═══ Records for this task

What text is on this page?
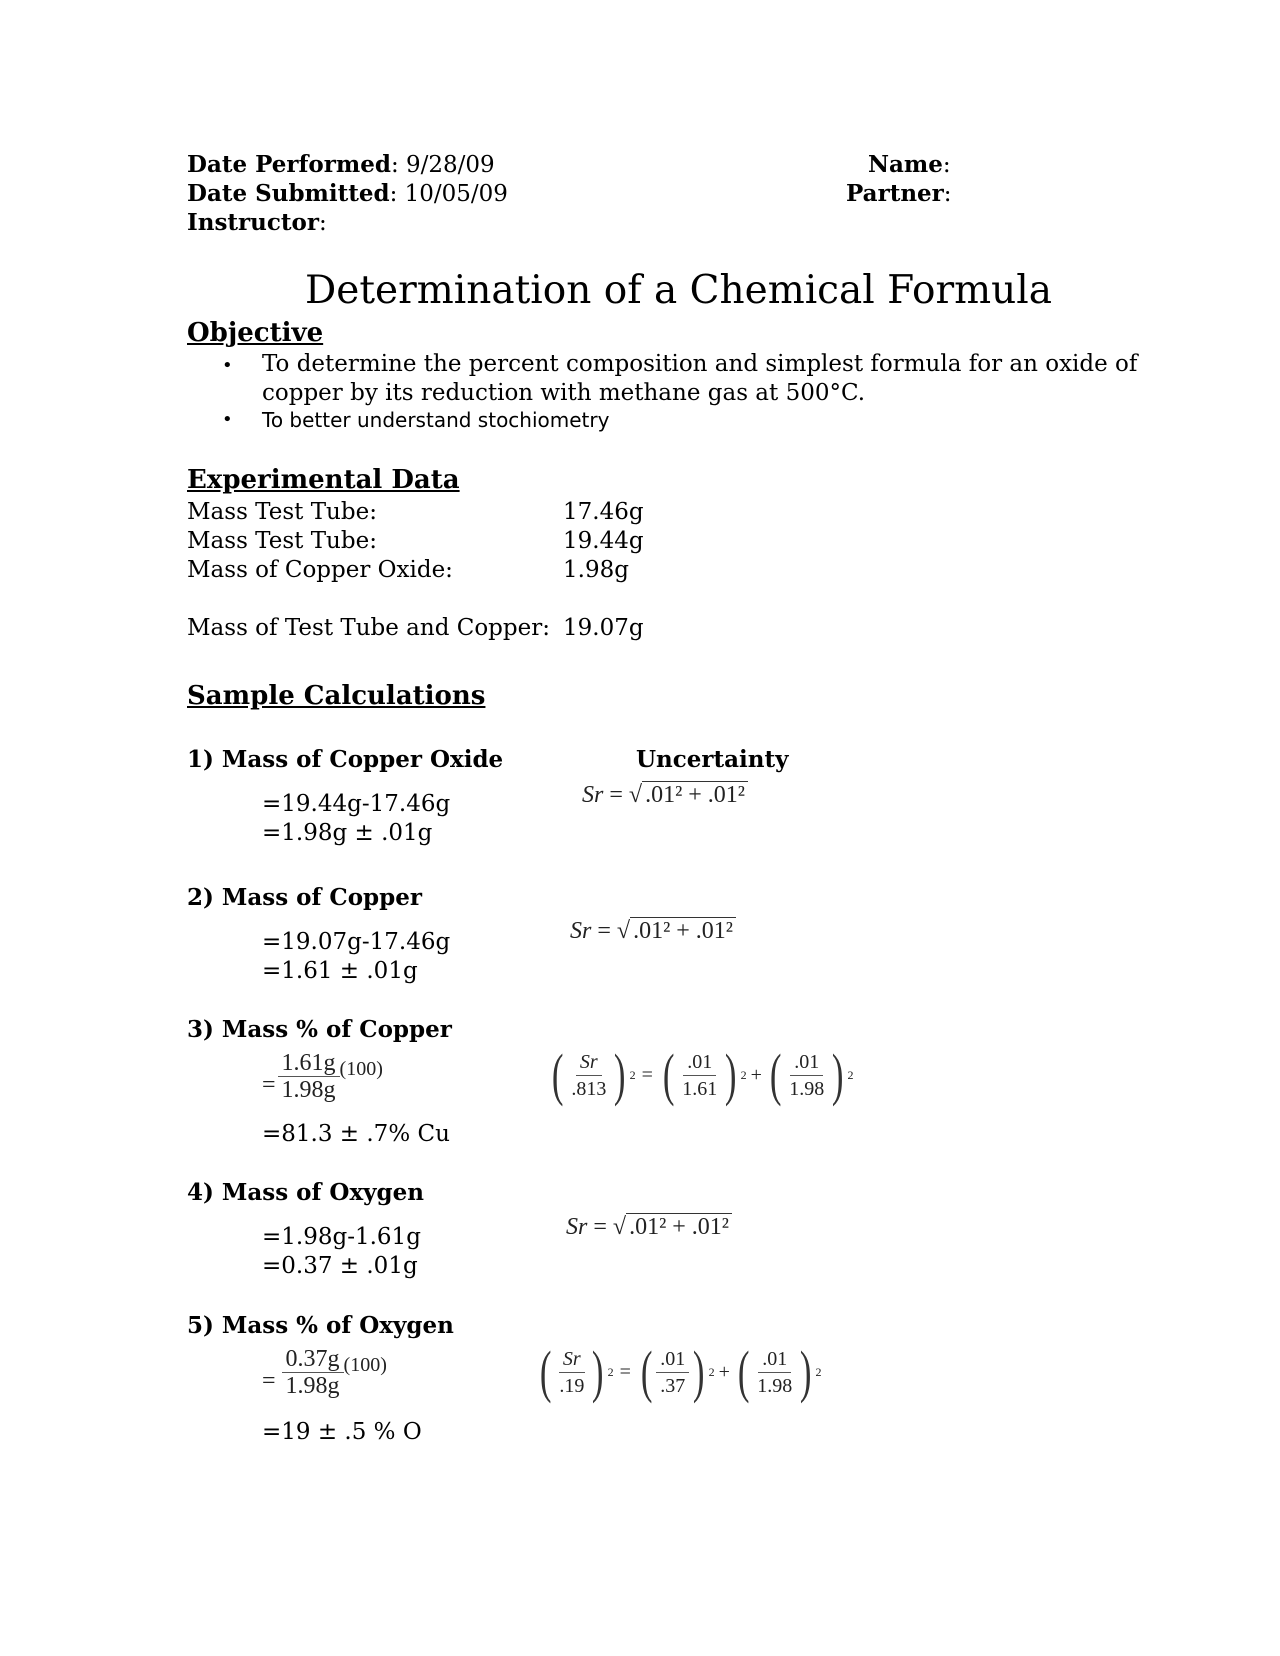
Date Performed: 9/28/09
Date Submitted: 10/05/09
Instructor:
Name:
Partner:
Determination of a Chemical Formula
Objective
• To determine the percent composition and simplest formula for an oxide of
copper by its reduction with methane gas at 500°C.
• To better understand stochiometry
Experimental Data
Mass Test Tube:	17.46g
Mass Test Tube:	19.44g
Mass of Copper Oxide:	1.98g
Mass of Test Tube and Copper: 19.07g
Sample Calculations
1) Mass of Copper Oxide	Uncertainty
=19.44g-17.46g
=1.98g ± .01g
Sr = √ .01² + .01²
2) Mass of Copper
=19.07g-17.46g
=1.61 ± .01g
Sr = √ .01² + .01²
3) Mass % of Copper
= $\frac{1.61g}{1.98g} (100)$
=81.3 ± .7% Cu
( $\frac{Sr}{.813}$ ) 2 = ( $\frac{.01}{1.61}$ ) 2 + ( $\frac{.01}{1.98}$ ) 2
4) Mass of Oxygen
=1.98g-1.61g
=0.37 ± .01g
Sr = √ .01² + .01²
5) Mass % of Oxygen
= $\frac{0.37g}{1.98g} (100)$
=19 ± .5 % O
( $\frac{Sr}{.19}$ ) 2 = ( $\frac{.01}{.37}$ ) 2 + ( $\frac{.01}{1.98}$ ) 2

══════

### Written exercise
Reproduce the entries exactly. Do not carry over any picture.

### Response
What text is on this page?
Date Performed: 9/28/09
Date Submitted: 10/05/09
Instructor:
Name:
Partner:
Determination of a Chemical Formula
Objective
• To determine the percent composition and simplest formula for an oxide of
copper by its reduction with methane gas at 500°C.
• To better understand stochiometry
Experimental Data
Mass Test Tube:	17.46g
Mass Test Tube:	19.44g
Mass of Copper Oxide:	1.98g
Mass of Test Tube and Copper: 19.07g
Sample Calculations
1) Mass of Copper Oxide	Uncertainty
=19.44g-17.46g
=1.98g ± .01g
Sr = √ .01² + .01²
2) Mass of Copper
=19.07g-17.46g
=1.61 ± .01g
Sr = √ .01² + .01²
3) Mass % of Copper
= $\frac{1.61g}{1.98g} (100)$
=81.3 ± .7% Cu
( $\frac{Sr}{.813}$ ) 2 = ( $\frac{.01}{1.61}$ ) 2 + ( $\frac{.01}{1.98}$ ) 2
4) Mass of Oxygen
=1.98g-1.61g
=0.37 ± .01g
Sr = √ .01² + .01²
5) Mass % of Oxygen
= $\frac{0.37g}{1.98g} (100)$
=19 ± .5 % O
( $\frac{Sr}{.19}$ ) 2 = ( $\frac{.01}{.37}$ ) 2 + ( $\frac{.01}{1.98}$ ) 2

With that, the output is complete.